=== DATA FOR PROCESSING ===

=====

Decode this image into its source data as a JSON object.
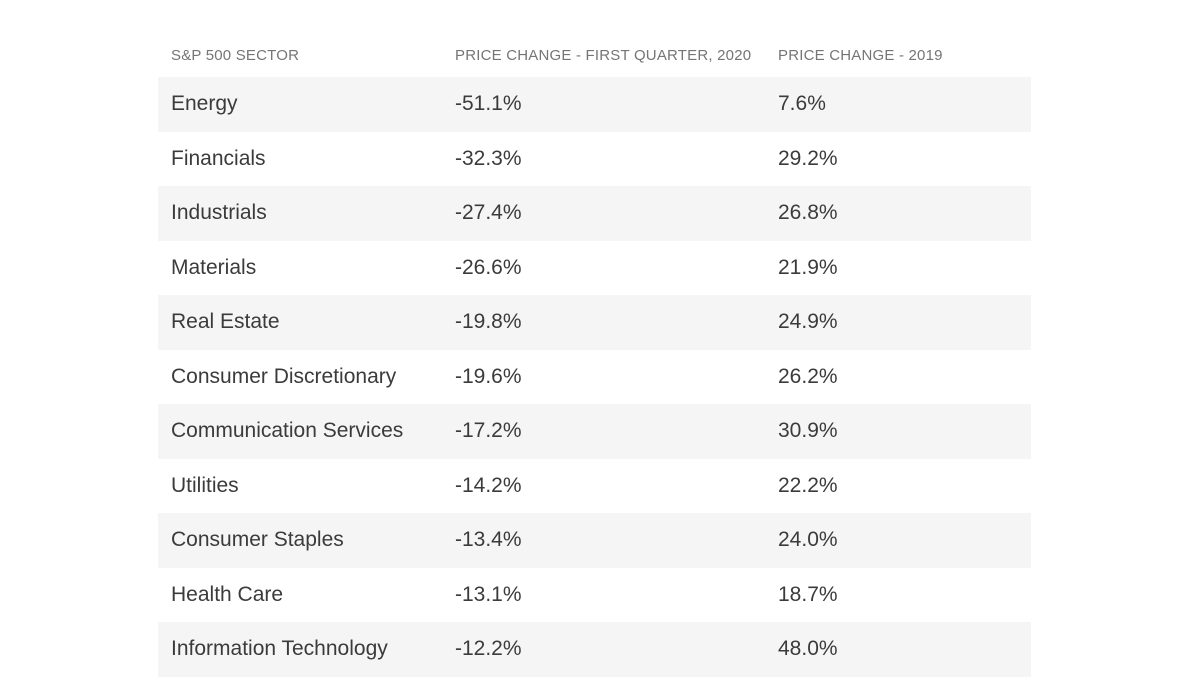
{
  "page": {
    "background_color": "#ffffff",
    "stripe_color": "#f5f5f5",
    "header_text_color": "#757575",
    "cell_text_color": "#3b3b3b"
  },
  "table": {
    "columns": [
      {
        "label": "S&P 500 SECTOR"
      },
      {
        "label": "PRICE CHANGE - FIRST QUARTER, 2020"
      },
      {
        "label": "PRICE CHANGE - 2019"
      }
    ],
    "rows": [
      {
        "sector": "Energy",
        "q1_2020": "-51.1%",
        "y2019": "7.6%"
      },
      {
        "sector": "Financials",
        "q1_2020": "-32.3%",
        "y2019": "29.2%"
      },
      {
        "sector": "Industrials",
        "q1_2020": "-27.4%",
        "y2019": "26.8%"
      },
      {
        "sector": "Materials",
        "q1_2020": "-26.6%",
        "y2019": "21.9%"
      },
      {
        "sector": "Real Estate",
        "q1_2020": "-19.8%",
        "y2019": "24.9%"
      },
      {
        "sector": "Consumer Discretionary",
        "q1_2020": "-19.6%",
        "y2019": "26.2%"
      },
      {
        "sector": "Communication Services",
        "q1_2020": "-17.2%",
        "y2019": "30.9%"
      },
      {
        "sector": "Utilities",
        "q1_2020": "-14.2%",
        "y2019": "22.2%"
      },
      {
        "sector": "Consumer Staples",
        "q1_2020": "-13.4%",
        "y2019": "24.0%"
      },
      {
        "sector": "Health Care",
        "q1_2020": "-13.1%",
        "y2019": "18.7%"
      },
      {
        "sector": "Information Technology",
        "q1_2020": "-12.2%",
        "y2019": "48.0%"
      }
    ]
  },
  "chart_data": {
    "type": "table",
    "title": "",
    "categories": [
      "Energy",
      "Financials",
      "Industrials",
      "Materials",
      "Real Estate",
      "Consumer Discretionary",
      "Communication Services",
      "Utilities",
      "Consumer Staples",
      "Health Care",
      "Information Technology"
    ],
    "series": [
      {
        "name": "PRICE CHANGE - FIRST QUARTER, 2020",
        "values": [
          -51.1,
          -32.3,
          -27.4,
          -26.6,
          -19.8,
          -19.6,
          -17.2,
          -14.2,
          -13.4,
          -13.1,
          -12.2
        ]
      },
      {
        "name": "PRICE CHANGE - 2019",
        "values": [
          7.6,
          29.2,
          26.8,
          21.9,
          24.9,
          26.2,
          30.9,
          22.2,
          24.0,
          18.7,
          48.0
        ]
      }
    ],
    "layout_hints": {
      "first_column_header": "S&P 500 SECTOR",
      "striped_rows": true,
      "stripe_starts_on_first_data_row": true,
      "last_row_clipped_at_bottom": true
    }
  }
}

=====

Without including any pictures, please restate all the records exactly.

Decode this image into its source data as a JSON object.
{
  "page": {
    "background_color": "#ffffff",
    "stripe_color": "#f5f5f5",
    "header_text_color": "#757575",
    "cell_text_color": "#3b3b3b"
  },
  "table": {
    "columns": [
      {
        "label": "S&P 500 SECTOR"
      },
      {
        "label": "PRICE CHANGE - FIRST QUARTER, 2020"
      },
      {
        "label": "PRICE CHANGE - 2019"
      }
    ],
    "rows": [
      {
        "sector": "Energy",
        "q1_2020": "-51.1%",
        "y2019": "7.6%"
      },
      {
        "sector": "Financials",
        "q1_2020": "-32.3%",
        "y2019": "29.2%"
      },
      {
        "sector": "Industrials",
        "q1_2020": "-27.4%",
        "y2019": "26.8%"
      },
      {
        "sector": "Materials",
        "q1_2020": "-26.6%",
        "y2019": "21.9%"
      },
      {
        "sector": "Real Estate",
        "q1_2020": "-19.8%",
        "y2019": "24.9%"
      },
      {
        "sector": "Consumer Discretionary",
        "q1_2020": "-19.6%",
        "y2019": "26.2%"
      },
      {
        "sector": "Communication Services",
        "q1_2020": "-17.2%",
        "y2019": "30.9%"
      },
      {
        "sector": "Utilities",
        "q1_2020": "-14.2%",
        "y2019": "22.2%"
      },
      {
        "sector": "Consumer Staples",
        "q1_2020": "-13.4%",
        "y2019": "24.0%"
      },
      {
        "sector": "Health Care",
        "q1_2020": "-13.1%",
        "y2019": "18.7%"
      },
      {
        "sector": "Information Technology",
        "q1_2020": "-12.2%",
        "y2019": "48.0%"
      }
    ]
  },
  "chart_data": {
    "type": "table",
    "title": "",
    "categories": [
      "Energy",
      "Financials",
      "Industrials",
      "Materials",
      "Real Estate",
      "Consumer Discretionary",
      "Communication Services",
      "Utilities",
      "Consumer Staples",
      "Health Care",
      "Information Technology"
    ],
    "series": [
      {
        "name": "PRICE CHANGE - FIRST QUARTER, 2020",
        "values": [
          -51.1,
          -32.3,
          -27.4,
          -26.6,
          -19.8,
          -19.6,
          -17.2,
          -14.2,
          -13.4,
          -13.1,
          -12.2
        ]
      },
      {
        "name": "PRICE CHANGE - 2019",
        "values": [
          7.6,
          29.2,
          26.8,
          21.9,
          24.9,
          26.2,
          30.9,
          22.2,
          24.0,
          18.7,
          48.0
        ]
      }
    ],
    "layout_hints": {
      "first_column_header": "S&P 500 SECTOR",
      "striped_rows": true,
      "stripe_starts_on_first_data_row": true,
      "last_row_clipped_at_bottom": true
    }
  }
}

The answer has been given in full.